**TASK OBJECTIVE**: Your task is to output all the records below, word for word.
....
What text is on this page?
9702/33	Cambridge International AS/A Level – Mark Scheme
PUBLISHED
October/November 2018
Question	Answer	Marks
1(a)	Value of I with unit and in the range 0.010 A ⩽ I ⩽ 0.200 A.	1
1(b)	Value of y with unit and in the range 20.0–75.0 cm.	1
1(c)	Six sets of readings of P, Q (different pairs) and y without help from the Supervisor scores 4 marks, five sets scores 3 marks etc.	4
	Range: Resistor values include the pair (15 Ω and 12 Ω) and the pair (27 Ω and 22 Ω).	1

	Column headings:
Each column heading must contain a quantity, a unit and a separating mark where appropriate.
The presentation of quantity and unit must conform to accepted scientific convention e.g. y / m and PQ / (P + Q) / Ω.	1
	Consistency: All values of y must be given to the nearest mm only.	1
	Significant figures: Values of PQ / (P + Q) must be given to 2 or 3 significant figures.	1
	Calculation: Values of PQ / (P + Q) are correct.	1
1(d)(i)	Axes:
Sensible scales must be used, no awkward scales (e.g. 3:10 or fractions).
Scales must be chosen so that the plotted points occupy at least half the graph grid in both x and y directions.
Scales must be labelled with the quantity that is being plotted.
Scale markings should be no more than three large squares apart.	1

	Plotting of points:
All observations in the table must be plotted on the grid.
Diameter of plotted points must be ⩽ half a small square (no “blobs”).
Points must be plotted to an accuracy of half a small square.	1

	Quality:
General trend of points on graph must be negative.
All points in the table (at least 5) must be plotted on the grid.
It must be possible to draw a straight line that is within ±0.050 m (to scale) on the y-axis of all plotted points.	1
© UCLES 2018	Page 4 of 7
....
**FINISHED ANSWER**:
What text is on this page?
9702/33	Cambridge International AS/A Level – Mark Scheme
PUBLISHED
October/November 2018
Question	Answer	Marks
1(a)	Value of I with unit and in the range 0.010 A ⩽ I ⩽ 0.200 A.	1
1(b)	Value of y with unit and in the range 20.0–75.0 cm.	1
1(c)	Six sets of readings of P, Q (different pairs) and y without help from the Supervisor scores 4 marks, five sets scores 3 marks etc.	4
	Range: Resistor values include the pair (15 Ω and 12 Ω) and the pair (27 Ω and 22 Ω).	1

	Column headings:
Each column heading must contain a quantity, a unit and a separating mark where appropriate.
The presentation of quantity and unit must conform to accepted scientific convention e.g. y / m and PQ / (P + Q) / Ω.	1
	Consistency: All values of y must be given to the nearest mm only.	1
	Significant figures: Values of PQ / (P + Q) must be given to 2 or 3 significant figures.	1
	Calculation: Values of PQ / (P + Q) are correct.	1
1(d)(i)	Axes:
Sensible scales must be used, no awkward scales (e.g. 3:10 or fractions).
Scales must be chosen so that the plotted points occupy at least half the graph grid in both x and y directions.
Scales must be labelled with the quantity that is being plotted.
Scale markings should be no more than three large squares apart.	1

	Plotting of points:
All observations in the table must be plotted on the grid.
Diameter of plotted points must be ⩽ half a small square (no “blobs”).
Points must be plotted to an accuracy of half a small square.	1

	Quality:
General trend of points on graph must be negative.
All points in the table (at least 5) must be plotted on the grid.
It must be possible to draw a straight line that is within ±0.050 m (to scale) on the y-axis of all plotted points.	1
© UCLES 2018	Page 4 of 7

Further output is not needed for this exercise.